DOCUMENT EXCERPT:
This equation holds for each of $P(t=c \mid +b)$, $P(t=m \mid +b)$ and $P(t=h \mid +b)$.  **The plan:** calculate each of these, then figure out $\alpha$ so the three of these conditional probabilities sum to 1, then calculate (using $\alpha$ exactly what each is.

$\begin{align*}
P(t=c \mid +b) &= \alpha P(t=c) \left[P(r=n) P(+b \mid r=n, t=c) + P(r=l) P(+b \mid r=l, t=c) + P(r=h) P(+b \mid r=h, t=c)\right] \\
               &= \alpha \cdot 0.3 [0.8\cdot 0.7 + 0.15\cdot 0.4 + 0.05\cdot 0.2] \\
               &= 0.189\alpha
\end{align*}$

$\begin{align*}
P(t=m \mid +b) &= \alpha P(t=m) \left[P(r=n) P(+b \mid r=n, t=m) + P(r=l) P(+b \mid r=l, t=m) + P(r=h) P(+b \mid r=h, t=m)\right] \\
               &= \alpha \cdot 0.6 [0.8\cdot 0.99 + 0.15\cdot 0.6 + 0.05\cdot 0.4] \\
               &= 0.5412\alpha
\end{align*}$

$\begin{align*}
P(t=w \mid +b) &= \alpha P(t=w) \left[P(r=n) P(+b \mid r=n, t=w) + P(r=l) P(+b \mid r=l, t=w) + P(r=h) P(+b \mid r=h, t=w)\right] \\
               &= \alpha \cdot 0.1 [0.8\cdot 0.9 + 0.15\cdot 0.5 + 0.05\cdot 0.3] \\
               &= 0.081\alpha
\end{align*}$

Now we calculate the normalization constant, $\alpha$:

$\begin{align*}
1 &\stackrel{\heartsuit}{=} P(t=c \mid +b) + P(t=m \mid +b) + P(t=w \mid +b) \\
  &= 0.189\alpha + 0.5412\alpha + 0.081\alpha \\
\end{align*}$

So $\alpha = 1.23274$, and we get:

$$P(t=c \mid +b) = 0.233$$
$$P(t=m \mid +b) = 0.667$$
$$P(t=w \mid +b) = 0.100$$

which is consistent with **2c**.  Horray!

<a/ id='p2e'></a>

### (2e)

Finally, confirm your confirmation of the probability distribution for `Temp` by using approximate Bayesian computation and 10,000 samples.  That is, use the **prior sampling** and **"rejection sampling"** techniques from class to estimate the probabilities associated with each possible value for `Temp`, given that there are people biking outside.

AIM A: Output, character for character, the entries from the line containing "254, 520, 372]" through the line containing "date-label: 日期：: [324, 658, 363, 673]", including both of those lines.

RECORDS SUPPLIED:
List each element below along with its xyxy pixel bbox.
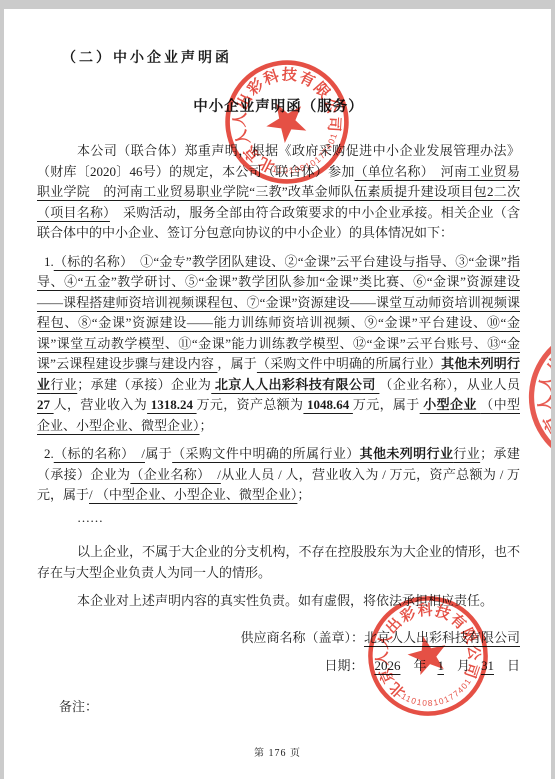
text-segment: （标的名称） ①“金专”教学团队建设、②“金课”云平台建设与指导、③“金课”指导…: [37, 254, 520, 372]
text-segment: （采购文件中明确的所属行业）: [172, 446, 359, 461]
date-row: 日期：2026年1月31日: [37, 656, 520, 677]
month-unit: 月: [455, 658, 470, 673]
paragraph: ……: [37, 508, 520, 529]
text-segment: 属于: [145, 446, 172, 461]
text-segment: 其他未列明行业: [360, 446, 454, 461]
year-unit: 年: [411, 658, 426, 673]
text-segment: 行业: [50, 377, 77, 392]
text-segment: （企业名称） /: [130, 467, 220, 482]
document-title: 中小企业声明函（服务）: [37, 97, 520, 118]
paragraph: 本企业对上述声明内容的真实性负责。如有虚假，将依法承担相应责任。: [37, 591, 520, 612]
text-segment: 1318.24: [147, 397, 196, 412]
date-month: 1: [426, 658, 455, 673]
text-segment: / （中型企业、小型企业、微型企业）: [89, 487, 297, 502]
section-heading: （二）中小企业声明函: [62, 49, 520, 70]
text-segment: ……: [77, 510, 103, 525]
text-segment: 人，营业收入为: [54, 397, 147, 412]
supplier-signature-row: 供应商名称（盖章）：北京人人出彩科技有限公司: [37, 628, 520, 649]
text-segment: （企业名称），从业人员: [379, 377, 520, 392]
text-segment: 27: [37, 397, 54, 412]
text-segment: 1.: [44, 254, 54, 269]
paragraph: 以上企业，不属于大企业的分支机构，不存在控股股东为大企业的情形，也不存在与大型企…: [37, 542, 520, 583]
text-segment: 万元，属于: [353, 397, 420, 412]
text-segment: 2.: [44, 446, 54, 461]
remark-label: 备注：: [59, 697, 520, 718]
date-day: 31: [470, 658, 505, 673]
date-label: 日期：: [324, 658, 363, 673]
paragraph: 本公司（联合体）郑重声明，根据《政府采购促进中小企业发展管理办法》（财库〔202…: [37, 141, 520, 244]
day-unit: 日: [505, 658, 520, 673]
text-segment: 以上企业，不属于大企业的分支机构，不存在控股股东为大企业的情形，也不存在与大型企…: [37, 544, 520, 580]
text-segment: （采购文件中明确的所属行业）: [257, 356, 441, 371]
text-segment: 北京人人出彩科技有限公司: [211, 377, 379, 392]
declaration-body: 本公司（联合体）郑重声明，根据《政府采购促进中小企业发展管理办法》（财库〔202…: [37, 141, 520, 612]
supplier-name: 北京人人出彩科技有限公司: [364, 630, 520, 645]
text-segment: 1048.64: [303, 397, 352, 412]
text-segment: 小型企业: [420, 397, 481, 412]
document-viewport: （二）中小企业声明函 中小企业声明函（服务） 本公司（联合体）郑重声明，根据《政…: [0, 0, 555, 779]
text-segment: ；: [200, 418, 213, 433]
paragraph: 1.（标的名称） ①“金专”教学团队建设、②“金课”云平台建设与指导、③“金课”…: [37, 252, 520, 437]
text-segment: ；: [297, 487, 310, 502]
text-segment: ；承建（承接）企业为: [77, 377, 211, 392]
date-year: 2026: [363, 658, 411, 673]
text-segment: 采购活动，服务全部由符合政策要求的中小企业承接。相关企业（含联合体中的中小企业、…: [37, 205, 520, 241]
text-segment: 行业: [453, 446, 480, 461]
page-content: （二）中小企业声明函 中小企业声明函（服务） 本公司（联合体）郑重声明，根据《政…: [4, 49, 551, 717]
text-segment: 万元，资产总额为: [197, 397, 304, 412]
text-segment: （标的名称） /: [54, 446, 145, 461]
document-page: （二）中小企业声明函 中小企业声明函（服务） 本公司（联合体）郑重声明，根据《政…: [4, 9, 551, 779]
text-segment: ，属于: [217, 356, 256, 371]
page-number: 第 176 页: [4, 744, 551, 759]
text-segment: 本企业对上述声明内容的真实性负责。如有虚假，将依法承担相应责任。: [77, 593, 493, 608]
supplier-label: 供应商名称（盖章）：: [240, 630, 364, 645]
paragraph: 2.（标的名称） /属于（采购文件中明确的所属行业）其他未列明行业行业；承建（承…: [37, 444, 520, 506]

AIM B: Return the passage of the probability derivation that opens with the words "So $\alpha = 1.23274$, and" and closes with "people biking outside.", copied verbatim.

EXPECTED OUTPUT A:
text-segment: （标的名称） ①“金专”教学团队建设、②“金课”云平台建设与指导、③“金课”指导…: [37, 254, 520, 372]
text-segment: （采购文件中明确的所属行业）: [172, 446, 359, 461]
date-row: 日期：2026年1月31日: [37, 656, 520, 677]
month-unit: 月: [455, 658, 470, 673]
paragraph: ……: [37, 508, 520, 529]
text-segment: 属于: [145, 446, 172, 461]
text-segment: 其他未列明行业: [360, 446, 454, 461]
year-unit: 年: [411, 658, 426, 673]
text-segment: 行业: [50, 377, 77, 392]
text-segment: （企业名称） /: [130, 467, 220, 482]
document-title: 中小企业声明函（服务）: [37, 97, 520, 118]
paragraph: 本企业对上述声明内容的真实性负责。如有虚假，将依法承担相应责任。: [37, 591, 520, 612]
text-segment: 1318.24: [147, 397, 196, 412]
date-month: 1: [426, 658, 455, 673]
text-segment: / （中型企业、小型企业、微型企业）: [89, 487, 297, 502]
section-heading: （二）中小企业声明函: [62, 49, 520, 70]
text-segment: ……: [77, 510, 103, 525]
text-segment: 人，营业收入为: [54, 397, 147, 412]
supplier-signature-row: 供应商名称（盖章）：北京人人出彩科技有限公司: [37, 628, 520, 649]
text-segment: （企业名称），从业人员: [379, 377, 520, 392]
text-segment: 27: [37, 397, 54, 412]
text-segment: 1.: [44, 254, 54, 269]
paragraph: 以上企业，不属于大企业的分支机构，不存在控股股东为大企业的情形，也不存在与大型企…: [37, 542, 520, 583]
text-segment: 万元，属于: [353, 397, 420, 412]
text-segment: 2.: [44, 446, 54, 461]
remark-label: 备注：: [59, 697, 520, 718]
date-day: 31: [470, 658, 505, 673]
date-label: 日期：: [324, 658, 363, 673]

EXPECTED OUTPUT B:
So $\alpha = 1.23274$, and we get:

$$P(t=c \mid +b) = 0.233$$
$$P(t=m \mid +b) = 0.667$$
$$P(t=w \mid +b) = 0.100$$

which is consistent with **2c**.  Horray!

<a/ id='p2e'></a>

### (2e)

Finally, confirm your confirmation of the probability distribution for `Temp` by using approximate Bayesian computation and 10,000 samples.  That is, use the **prior sampling** and **"rejection sampling"** techniques from class to estimate the probabilities associated with each possible value for `Temp`, given that there are people biking outside.